Start of Material for the task

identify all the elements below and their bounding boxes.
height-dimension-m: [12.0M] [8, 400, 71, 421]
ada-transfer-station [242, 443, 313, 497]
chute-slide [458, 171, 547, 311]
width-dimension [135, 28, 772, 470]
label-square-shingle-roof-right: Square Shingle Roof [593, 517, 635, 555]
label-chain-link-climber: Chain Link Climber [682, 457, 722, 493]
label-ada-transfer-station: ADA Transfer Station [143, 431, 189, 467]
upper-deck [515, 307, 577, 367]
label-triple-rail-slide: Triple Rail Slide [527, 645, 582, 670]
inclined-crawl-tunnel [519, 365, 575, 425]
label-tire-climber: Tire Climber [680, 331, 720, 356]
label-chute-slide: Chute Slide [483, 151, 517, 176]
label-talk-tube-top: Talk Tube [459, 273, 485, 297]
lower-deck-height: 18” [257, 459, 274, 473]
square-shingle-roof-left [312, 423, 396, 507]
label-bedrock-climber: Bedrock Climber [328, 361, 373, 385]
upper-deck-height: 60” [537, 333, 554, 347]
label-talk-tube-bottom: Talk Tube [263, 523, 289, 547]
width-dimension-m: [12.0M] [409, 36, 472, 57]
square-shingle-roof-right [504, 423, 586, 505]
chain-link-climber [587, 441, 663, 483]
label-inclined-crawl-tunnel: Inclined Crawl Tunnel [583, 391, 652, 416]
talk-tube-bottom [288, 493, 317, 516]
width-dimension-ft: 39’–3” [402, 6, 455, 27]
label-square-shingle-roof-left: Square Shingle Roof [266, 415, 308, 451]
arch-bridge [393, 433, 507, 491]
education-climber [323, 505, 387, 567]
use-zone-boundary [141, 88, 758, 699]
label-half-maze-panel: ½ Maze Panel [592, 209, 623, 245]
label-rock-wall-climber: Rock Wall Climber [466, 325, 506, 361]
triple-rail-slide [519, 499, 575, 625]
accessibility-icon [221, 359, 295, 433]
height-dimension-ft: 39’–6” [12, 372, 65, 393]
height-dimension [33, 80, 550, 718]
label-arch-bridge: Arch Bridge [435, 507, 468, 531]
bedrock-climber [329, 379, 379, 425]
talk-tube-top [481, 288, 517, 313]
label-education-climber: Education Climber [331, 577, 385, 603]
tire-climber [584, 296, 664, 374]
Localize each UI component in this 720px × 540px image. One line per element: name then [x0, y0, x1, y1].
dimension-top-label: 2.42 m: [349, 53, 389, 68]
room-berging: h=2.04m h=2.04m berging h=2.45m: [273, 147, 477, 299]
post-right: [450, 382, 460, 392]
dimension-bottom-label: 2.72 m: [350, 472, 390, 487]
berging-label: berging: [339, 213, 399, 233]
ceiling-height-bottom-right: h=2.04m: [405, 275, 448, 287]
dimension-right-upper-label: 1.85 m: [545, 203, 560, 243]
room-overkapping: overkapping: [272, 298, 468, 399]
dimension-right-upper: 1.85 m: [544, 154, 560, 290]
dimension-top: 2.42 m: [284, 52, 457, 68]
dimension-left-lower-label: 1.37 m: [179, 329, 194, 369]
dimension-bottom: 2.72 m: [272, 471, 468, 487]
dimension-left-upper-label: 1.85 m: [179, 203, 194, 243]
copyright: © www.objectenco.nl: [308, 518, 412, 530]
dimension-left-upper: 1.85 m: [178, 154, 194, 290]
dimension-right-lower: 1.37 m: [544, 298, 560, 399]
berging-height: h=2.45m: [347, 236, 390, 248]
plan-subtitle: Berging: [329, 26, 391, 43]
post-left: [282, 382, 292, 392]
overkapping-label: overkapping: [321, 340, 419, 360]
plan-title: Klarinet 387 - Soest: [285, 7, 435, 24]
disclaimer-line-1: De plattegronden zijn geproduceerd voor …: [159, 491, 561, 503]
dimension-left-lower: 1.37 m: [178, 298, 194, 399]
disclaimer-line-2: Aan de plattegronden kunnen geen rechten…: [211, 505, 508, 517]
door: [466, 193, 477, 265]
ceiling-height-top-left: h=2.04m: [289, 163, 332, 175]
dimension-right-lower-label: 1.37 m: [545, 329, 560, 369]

End of Material for the task

__Given task__: Could you retype every line of the records above verbatim, with no changes?

__Worked answer__:
identify all the elements below and their bounding boxes.
height-dimension-m: [12.0M] [8, 400, 71, 421]
ada-transfer-station [242, 443, 313, 497]
chute-slide [458, 171, 547, 311]
width-dimension [135, 28, 772, 470]
label-square-shingle-roof-right: Square Shingle Roof [593, 517, 635, 555]
label-chain-link-climber: Chain Link Climber [682, 457, 722, 493]
label-ada-transfer-station: ADA Transfer Station [143, 431, 189, 467]
upper-deck [515, 307, 577, 367]
label-triple-rail-slide: Triple Rail Slide [527, 645, 582, 670]
inclined-crawl-tunnel [519, 365, 575, 425]
label-tire-climber: Tire Climber [680, 331, 720, 356]
label-chute-slide: Chute Slide [483, 151, 517, 176]
label-talk-tube-top: Talk Tube [459, 273, 485, 297]
lower-deck-height: 18” [257, 459, 274, 473]
square-shingle-roof-left [312, 423, 396, 507]
label-bedrock-climber: Bedrock Climber [328, 361, 373, 385]
upper-deck-height: 60” [537, 333, 554, 347]
label-talk-tube-bottom: Talk Tube [263, 523, 289, 547]
width-dimension-m: [12.0M] [409, 36, 472, 57]
square-shingle-roof-right [504, 423, 586, 505]
chain-link-climber [587, 441, 663, 483]
label-inclined-crawl-tunnel: Inclined Crawl Tunnel [583, 391, 652, 416]
talk-tube-bottom [288, 493, 317, 516]
width-dimension-ft: 39’–3” [402, 6, 455, 27]
label-square-shingle-roof-left: Square Shingle Roof [266, 415, 308, 451]
arch-bridge [393, 433, 507, 491]
education-climber [323, 505, 387, 567]
use-zone-boundary [141, 88, 758, 699]
label-half-maze-panel: ½ Maze Panel [592, 209, 623, 245]
label-rock-wall-climber: Rock Wall Climber [466, 325, 506, 361]
triple-rail-slide [519, 499, 575, 625]
accessibility-icon [221, 359, 295, 433]
height-dimension-ft: 39’–6” [12, 372, 65, 393]
height-dimension [33, 80, 550, 718]
label-arch-bridge: Arch Bridge [435, 507, 468, 531]
bedrock-climber [329, 379, 379, 425]
talk-tube-top [481, 288, 517, 313]
label-education-climber: Education Climber [331, 577, 385, 603]
tire-climber [584, 296, 664, 374]
Localize each UI component in this 720px × 540px image. One line per element: name then [x0, y0, x1, y1].
dimension-top-label: 2.42 m: [349, 53, 389, 68]
room-berging: h=2.04m h=2.04m berging h=2.45m: [273, 147, 477, 299]
post-right: [450, 382, 460, 392]
dimension-bottom-label: 2.72 m: [350, 472, 390, 487]
berging-label: berging: [339, 213, 399, 233]
ceiling-height-bottom-right: h=2.04m: [405, 275, 448, 287]
dimension-right-upper-label: 1.85 m: [545, 203, 560, 243]
room-overkapping: overkapping: [272, 298, 468, 399]
dimension-right-upper: 1.85 m: [544, 154, 560, 290]
dimension-top: 2.42 m: [284, 52, 457, 68]
dimension-left-lower-label: 1.37 m: [179, 329, 194, 369]
dimension-bottom: 2.72 m: [272, 471, 468, 487]
dimension-left-upper-label: 1.85 m: [179, 203, 194, 243]
copyright: © www.objectenco.nl: [308, 518, 412, 530]
dimension-left-upper: 1.85 m: [178, 154, 194, 290]
dimension-right-lower: 1.37 m: [544, 298, 560, 399]
berging-height: h=2.45m: [347, 236, 390, 248]
plan-subtitle: Berging: [329, 26, 391, 43]
post-left: [282, 382, 292, 392]
overkapping-label: overkapping: [321, 340, 419, 360]
plan-title: Klarinet 387 - Soest: [285, 7, 435, 24]
disclaimer-line-1: De plattegronden zijn geproduceerd voor …: [159, 491, 561, 503]
dimension-left-lower: 1.37 m: [178, 298, 194, 399]
disclaimer-line-2: Aan de plattegronden kunnen geen rechten…: [211, 505, 508, 517]
door: [466, 193, 477, 265]
ceiling-height-top-left: h=2.04m: [289, 163, 332, 175]
dimension-right-lower-label: 1.37 m: [545, 329, 560, 369]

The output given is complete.